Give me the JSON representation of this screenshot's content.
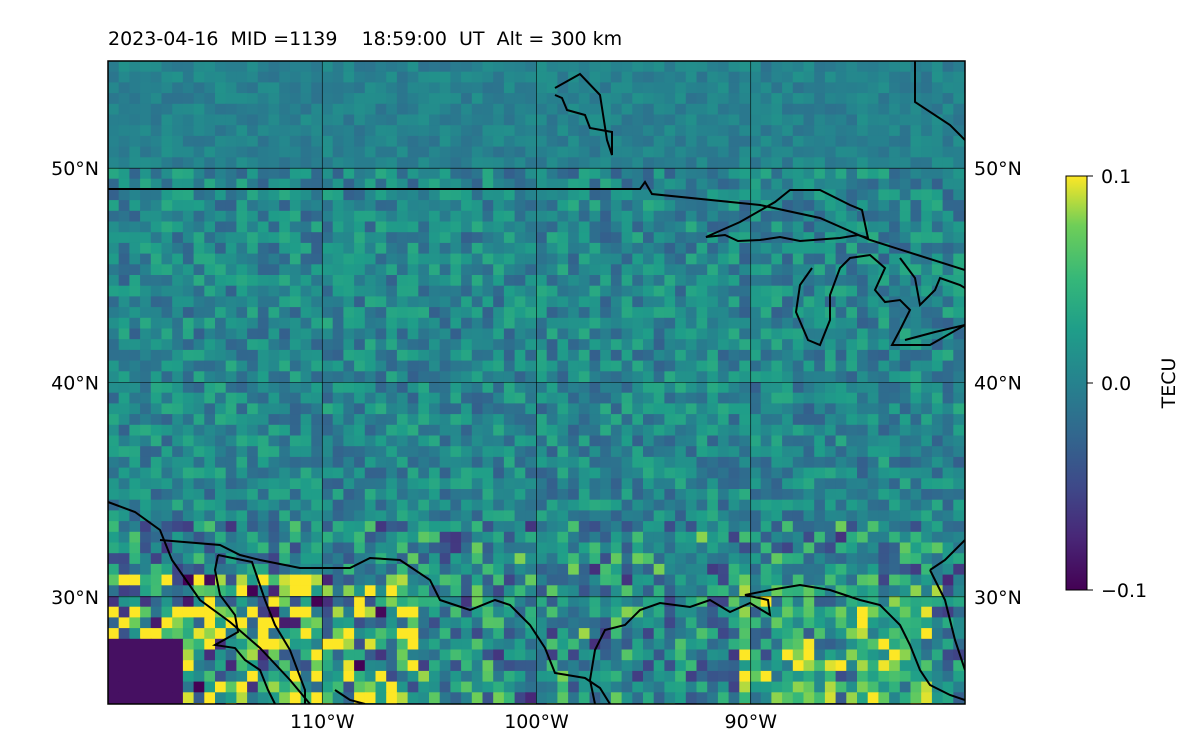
{
  "title": "2023-04-16  MID =1139    18:59:00  UT  Alt = 300 km",
  "map": {
    "lon_range": [
      -120,
      -80
    ],
    "lat_range": [
      25,
      55
    ],
    "lat_ticks": [
      {
        "value": 50,
        "label": "50°N"
      },
      {
        "value": 40,
        "label": "40°N"
      },
      {
        "value": 30,
        "label": "30°N"
      }
    ],
    "lon_ticks": [
      {
        "value": -110,
        "label": "110°W"
      },
      {
        "value": -100,
        "label": "100°W"
      },
      {
        "value": -90,
        "label": "90°W"
      }
    ],
    "gridlines": true,
    "colormap": "viridis",
    "colors": {
      "low": "#440154",
      "mid": "#21918c",
      "high": "#fde725",
      "coast": "#000000"
    }
  },
  "colorbar": {
    "label": "TECU",
    "min": -0.1,
    "max": 0.1,
    "ticks": [
      {
        "value": 0.1,
        "label": "0.1"
      },
      {
        "value": 0.0,
        "label": "0.0"
      },
      {
        "value": -0.1,
        "label": "−0.1"
      }
    ]
  }
}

_To be done_. Return every line above that contains the word "value".

_Completed task_.
        "value": 50,
        "value": 40,
        "value": 30,
        "value": -110,
        "value": -100,
        "value": -90,
        "value": 0.1,
        "value": 0.0,
        "value": -0.1,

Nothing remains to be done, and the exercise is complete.